start

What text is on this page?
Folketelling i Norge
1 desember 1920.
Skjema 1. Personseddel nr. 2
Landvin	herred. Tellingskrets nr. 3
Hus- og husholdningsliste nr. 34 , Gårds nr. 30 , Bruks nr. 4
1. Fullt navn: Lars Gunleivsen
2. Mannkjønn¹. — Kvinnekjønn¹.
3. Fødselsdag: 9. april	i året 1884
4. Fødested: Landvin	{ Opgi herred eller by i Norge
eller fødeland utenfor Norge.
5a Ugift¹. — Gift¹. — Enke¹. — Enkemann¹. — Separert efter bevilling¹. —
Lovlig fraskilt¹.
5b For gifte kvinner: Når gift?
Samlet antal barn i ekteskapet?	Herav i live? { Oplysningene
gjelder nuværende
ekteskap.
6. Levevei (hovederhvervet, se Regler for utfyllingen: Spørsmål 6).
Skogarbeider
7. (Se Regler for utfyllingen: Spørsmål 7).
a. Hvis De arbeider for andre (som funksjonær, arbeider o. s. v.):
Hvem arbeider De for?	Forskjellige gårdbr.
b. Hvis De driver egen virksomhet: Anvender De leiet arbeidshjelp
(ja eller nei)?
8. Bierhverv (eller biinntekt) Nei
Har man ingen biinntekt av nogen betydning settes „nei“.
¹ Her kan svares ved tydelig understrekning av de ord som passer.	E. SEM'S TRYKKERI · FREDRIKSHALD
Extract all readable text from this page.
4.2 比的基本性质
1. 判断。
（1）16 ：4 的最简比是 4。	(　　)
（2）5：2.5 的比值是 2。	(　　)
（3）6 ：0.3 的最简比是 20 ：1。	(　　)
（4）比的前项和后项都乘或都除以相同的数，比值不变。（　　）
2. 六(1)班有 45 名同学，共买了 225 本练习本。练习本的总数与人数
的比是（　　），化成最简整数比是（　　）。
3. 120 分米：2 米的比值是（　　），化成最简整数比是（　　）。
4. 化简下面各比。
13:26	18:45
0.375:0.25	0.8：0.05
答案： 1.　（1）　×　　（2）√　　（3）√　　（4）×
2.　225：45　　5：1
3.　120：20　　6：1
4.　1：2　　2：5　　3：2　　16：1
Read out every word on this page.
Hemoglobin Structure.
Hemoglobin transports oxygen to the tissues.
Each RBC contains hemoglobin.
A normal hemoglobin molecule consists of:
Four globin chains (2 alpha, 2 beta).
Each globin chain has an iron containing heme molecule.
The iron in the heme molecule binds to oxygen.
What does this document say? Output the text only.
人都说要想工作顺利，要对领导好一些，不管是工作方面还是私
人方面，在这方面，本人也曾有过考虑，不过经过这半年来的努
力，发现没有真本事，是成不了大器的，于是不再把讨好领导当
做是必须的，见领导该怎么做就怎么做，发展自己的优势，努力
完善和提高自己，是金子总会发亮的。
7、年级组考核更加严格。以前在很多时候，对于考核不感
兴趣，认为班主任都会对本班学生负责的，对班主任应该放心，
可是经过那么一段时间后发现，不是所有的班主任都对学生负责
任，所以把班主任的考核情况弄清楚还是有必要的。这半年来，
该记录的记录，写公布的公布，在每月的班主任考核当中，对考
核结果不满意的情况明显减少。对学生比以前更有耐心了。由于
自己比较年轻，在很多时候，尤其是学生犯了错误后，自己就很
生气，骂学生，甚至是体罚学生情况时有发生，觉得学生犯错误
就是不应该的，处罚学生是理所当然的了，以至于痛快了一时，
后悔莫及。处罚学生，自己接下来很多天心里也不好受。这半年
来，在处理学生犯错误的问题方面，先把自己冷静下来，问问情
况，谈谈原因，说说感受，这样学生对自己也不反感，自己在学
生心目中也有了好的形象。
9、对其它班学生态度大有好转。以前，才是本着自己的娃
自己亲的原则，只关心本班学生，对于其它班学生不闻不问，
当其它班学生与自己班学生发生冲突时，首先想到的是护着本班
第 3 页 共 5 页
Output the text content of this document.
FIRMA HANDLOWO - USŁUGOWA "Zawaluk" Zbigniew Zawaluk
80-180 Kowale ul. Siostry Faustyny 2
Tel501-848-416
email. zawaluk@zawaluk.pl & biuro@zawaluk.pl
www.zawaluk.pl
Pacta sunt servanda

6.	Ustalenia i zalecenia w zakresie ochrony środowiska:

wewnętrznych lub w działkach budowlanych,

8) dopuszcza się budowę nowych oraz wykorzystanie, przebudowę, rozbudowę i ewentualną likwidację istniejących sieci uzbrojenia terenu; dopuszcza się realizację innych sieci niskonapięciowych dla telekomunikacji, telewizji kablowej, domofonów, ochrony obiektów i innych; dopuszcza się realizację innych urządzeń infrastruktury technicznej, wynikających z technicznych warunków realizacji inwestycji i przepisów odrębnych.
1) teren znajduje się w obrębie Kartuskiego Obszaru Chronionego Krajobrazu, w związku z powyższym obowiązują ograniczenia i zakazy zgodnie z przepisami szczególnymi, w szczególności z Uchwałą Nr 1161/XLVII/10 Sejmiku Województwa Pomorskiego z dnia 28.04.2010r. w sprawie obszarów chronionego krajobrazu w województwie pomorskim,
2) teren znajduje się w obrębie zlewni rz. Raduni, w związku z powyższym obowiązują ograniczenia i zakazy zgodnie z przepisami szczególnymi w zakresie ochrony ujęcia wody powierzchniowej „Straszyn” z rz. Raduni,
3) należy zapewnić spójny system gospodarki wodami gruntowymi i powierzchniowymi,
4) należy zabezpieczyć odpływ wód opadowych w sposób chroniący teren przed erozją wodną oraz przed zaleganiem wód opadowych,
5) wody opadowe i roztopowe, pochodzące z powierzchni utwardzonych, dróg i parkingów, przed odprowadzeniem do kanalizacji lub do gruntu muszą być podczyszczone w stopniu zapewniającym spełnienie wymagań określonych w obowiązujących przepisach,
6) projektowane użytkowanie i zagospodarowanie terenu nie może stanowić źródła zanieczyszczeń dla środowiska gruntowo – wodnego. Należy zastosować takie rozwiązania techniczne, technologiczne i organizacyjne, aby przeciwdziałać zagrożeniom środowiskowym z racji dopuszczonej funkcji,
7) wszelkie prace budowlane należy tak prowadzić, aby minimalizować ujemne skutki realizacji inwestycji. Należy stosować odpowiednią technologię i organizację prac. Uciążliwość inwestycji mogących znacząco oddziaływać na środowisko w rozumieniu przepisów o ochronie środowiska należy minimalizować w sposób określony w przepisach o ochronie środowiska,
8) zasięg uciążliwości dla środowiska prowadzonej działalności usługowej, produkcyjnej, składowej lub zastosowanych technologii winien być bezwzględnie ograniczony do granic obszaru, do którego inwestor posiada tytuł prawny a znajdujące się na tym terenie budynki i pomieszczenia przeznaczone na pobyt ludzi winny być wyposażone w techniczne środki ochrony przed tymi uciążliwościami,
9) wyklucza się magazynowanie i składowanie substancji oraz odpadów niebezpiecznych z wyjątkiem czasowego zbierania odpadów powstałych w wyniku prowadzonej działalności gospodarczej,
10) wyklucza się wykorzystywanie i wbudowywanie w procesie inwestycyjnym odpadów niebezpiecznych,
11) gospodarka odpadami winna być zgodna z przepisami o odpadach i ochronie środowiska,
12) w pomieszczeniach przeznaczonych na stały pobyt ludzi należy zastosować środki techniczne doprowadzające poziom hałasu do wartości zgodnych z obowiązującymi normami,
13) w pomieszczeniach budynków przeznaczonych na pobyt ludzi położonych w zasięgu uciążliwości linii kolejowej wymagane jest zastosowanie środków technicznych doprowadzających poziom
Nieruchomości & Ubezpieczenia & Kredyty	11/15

end

- _Problem description_: Restate each entry exactly, skipping none.

- _Written answer_:
What text is on this page?
Folketelling i Norge
1 desember 1920.
Skjema 1. Personseddel nr. 2
Landvin	herred. Tellingskrets nr. 3
Hus- og husholdningsliste nr. 34 , Gårds nr. 30 , Bruks nr. 4
1. Fullt navn: Lars Gunleivsen
2. Mannkjønn¹. — Kvinnekjønn¹.
3. Fødselsdag: 9. april	i året 1884
4. Fødested: Landvin	{ Opgi herred eller by i Norge
eller fødeland utenfor Norge.
5a Ugift¹. — Gift¹. — Enke¹. — Enkemann¹. — Separert efter bevilling¹. —
Lovlig fraskilt¹.
5b For gifte kvinner: Når gift?
Samlet antal barn i ekteskapet?	Herav i live? { Oplysningene
gjelder nuværende
ekteskap.
6. Levevei (hovederhvervet, se Regler for utfyllingen: Spørsmål 6).
Skogarbeider
7. (Se Regler for utfyllingen: Spørsmål 7).
a. Hvis De arbeider for andre (som funksjonær, arbeider o. s. v.):
Hvem arbeider De for?	Forskjellige gårdbr.
b. Hvis De driver egen virksomhet: Anvender De leiet arbeidshjelp
(ja eller nei)?
8. Bierhverv (eller biinntekt) Nei
Har man ingen biinntekt av nogen betydning settes „nei“.
¹ Her kan svares ved tydelig understrekning av de ord som passer.	E. SEM'S TRYKKERI · FREDRIKSHALD
Extract all readable text from this page.
4.2 比的基本性质
1. 判断。
（1）16 ：4 的最简比是 4。	(　　)
（2）5：2.5 的比值是 2。	(　　)
（3）6 ：0.3 的最简比是 20 ：1。	(　　)
（4）比的前项和后项都乘或都除以相同的数，比值不变。（　　）
2. 六(1)班有 45 名同学，共买了 225 本练习本。练习本的总数与人数
的比是（　　），化成最简整数比是（　　）。
3. 120 分米：2 米的比值是（　　），化成最简整数比是（　　）。
4. 化简下面各比。
13:26	18:45
0.375:0.25	0.8：0.05
答案： 1.　（1）　×　　（2）√　　（3）√　　（4）×
2.　225：45　　5：1
3.　120：20　　6：1
4.　1：2　　2：5　　3：2　　16：1
Read out every word on this page.
Hemoglobin Structure.
Hemoglobin transports oxygen to the tissues.
Each RBC contains hemoglobin.
A normal hemoglobin molecule consists of:
Four globin chains (2 alpha, 2 beta).
Each globin chain has an iron containing heme molecule.
The iron in the heme molecule binds to oxygen.
What does this document say? Output the text only.
人都说要想工作顺利，要对领导好一些，不管是工作方面还是私
人方面，在这方面，本人也曾有过考虑，不过经过这半年来的努
力，发现没有真本事，是成不了大器的，于是不再把讨好领导当
做是必须的，见领导该怎么做就怎么做，发展自己的优势，努力
完善和提高自己，是金子总会发亮的。
7、年级组考核更加严格。以前在很多时候，对于考核不感
兴趣，认为班主任都会对本班学生负责的，对班主任应该放心，
可是经过那么一段时间后发现，不是所有的班主任都对学生负责
任，所以把班主任的考核情况弄清楚还是有必要的。这半年来，
该记录的记录，写公布的公布，在每月的班主任考核当中，对考
核结果不满意的情况明显减少。对学生比以前更有耐心了。由于
自己比较年轻，在很多时候，尤其是学生犯了错误后，自己就很
生气，骂学生，甚至是体罚学生情况时有发生，觉得学生犯错误
就是不应该的，处罚学生是理所当然的了，以至于痛快了一时，
后悔莫及。处罚学生，自己接下来很多天心里也不好受。这半年
来，在处理学生犯错误的问题方面，先把自己冷静下来，问问情
况，谈谈原因，说说感受，这样学生对自己也不反感，自己在学
生心目中也有了好的形象。
9、对其它班学生态度大有好转。以前，才是本着自己的娃
自己亲的原则，只关心本班学生，对于其它班学生不闻不问，
当其它班学生与自己班学生发生冲突时，首先想到的是护着本班
第 3 页 共 5 页
Output the text content of this document.
FIRMA HANDLOWO - USŁUGOWA "Zawaluk" Zbigniew Zawaluk
80-180 Kowale ul. Siostry Faustyny 2
Tel501-848-416
email. zawaluk@zawaluk.pl & biuro@zawaluk.pl
www.zawaluk.pl
Pacta sunt servanda

6.	Ustalenia i zalecenia w zakresie ochrony środowiska:

wewnętrznych lub w działkach budowlanych,

8) dopuszcza się budowę nowych oraz wykorzystanie, przebudowę, rozbudowę i ewentualną likwidację istniejących sieci uzbrojenia terenu; dopuszcza się realizację innych sieci niskonapięciowych dla telekomunikacji, telewizji kablowej, domofonów, ochrony obiektów i innych; dopuszcza się realizację innych urządzeń infrastruktury technicznej, wynikających z technicznych warunków realizacji inwestycji i przepisów odrębnych.
1) teren znajduje się w obrębie Kartuskiego Obszaru Chronionego Krajobrazu, w związku z powyższym obowiązują ograniczenia i zakazy zgodnie z przepisami szczególnymi, w szczególności z Uchwałą Nr 1161/XLVII/10 Sejmiku Województwa Pomorskiego z dnia 28.04.2010r. w sprawie obszarów chronionego krajobrazu w województwie pomorskim,
2) teren znajduje się w obrębie zlewni rz. Raduni, w związku z powyższym obowiązują ograniczenia i zakazy zgodnie z przepisami szczególnymi w zakresie ochrony ujęcia wody powierzchniowej „Straszyn” z rz. Raduni,
3) należy zapewnić spójny system gospodarki wodami gruntowymi i powierzchniowymi,
4) należy zabezpieczyć odpływ wód opadowych w sposób chroniący teren przed erozją wodną oraz przed zaleganiem wód opadowych,
5) wody opadowe i roztopowe, pochodzące z powierzchni utwardzonych, dróg i parkingów, przed odprowadzeniem do kanalizacji lub do gruntu muszą być podczyszczone w stopniu zapewniającym spełnienie wymagań określonych w obowiązujących przepisach,
6) projektowane użytkowanie i zagospodarowanie terenu nie może stanowić źródła zanieczyszczeń dla środowiska gruntowo – wodnego. Należy zastosować takie rozwiązania techniczne, technologiczne i organizacyjne, aby przeciwdziałać zagrożeniom środowiskowym z racji dopuszczonej funkcji,
7) wszelkie prace budowlane należy tak prowadzić, aby minimalizować ujemne skutki realizacji inwestycji. Należy stosować odpowiednią technologię i organizację prac. Uciążliwość inwestycji mogących znacząco oddziaływać na środowisko w rozumieniu przepisów o ochronie środowiska należy minimalizować w sposób określony w przepisach o ochronie środowiska,
8) zasięg uciążliwości dla środowiska prowadzonej działalności usługowej, produkcyjnej, składowej lub zastosowanych technologii winien być bezwzględnie ograniczony do granic obszaru, do którego inwestor posiada tytuł prawny a znajdujące się na tym terenie budynki i pomieszczenia przeznaczone na pobyt ludzi winny być wyposażone w techniczne środki ochrony przed tymi uciążliwościami,
9) wyklucza się magazynowanie i składowanie substancji oraz odpadów niebezpiecznych z wyjątkiem czasowego zbierania odpadów powstałych w wyniku prowadzonej działalności gospodarczej,
10) wyklucza się wykorzystywanie i wbudowywanie w procesie inwestycyjnym odpadów niebezpiecznych,
11) gospodarka odpadami winna być zgodna z przepisami o odpadach i ochronie środowiska,
12) w pomieszczeniach przeznaczonych na stały pobyt ludzi należy zastosować środki techniczne doprowadzające poziom hałasu do wartości zgodnych z obowiązującymi normami,
13) w pomieszczeniach budynków przeznaczonych na pobyt ludzi położonych w zasięgu uciążliwości linii kolejowej wymagane jest zastosowanie środków technicznych doprowadzających poziom
Nieruchomości & Ubezpieczenia & Kredyty	11/15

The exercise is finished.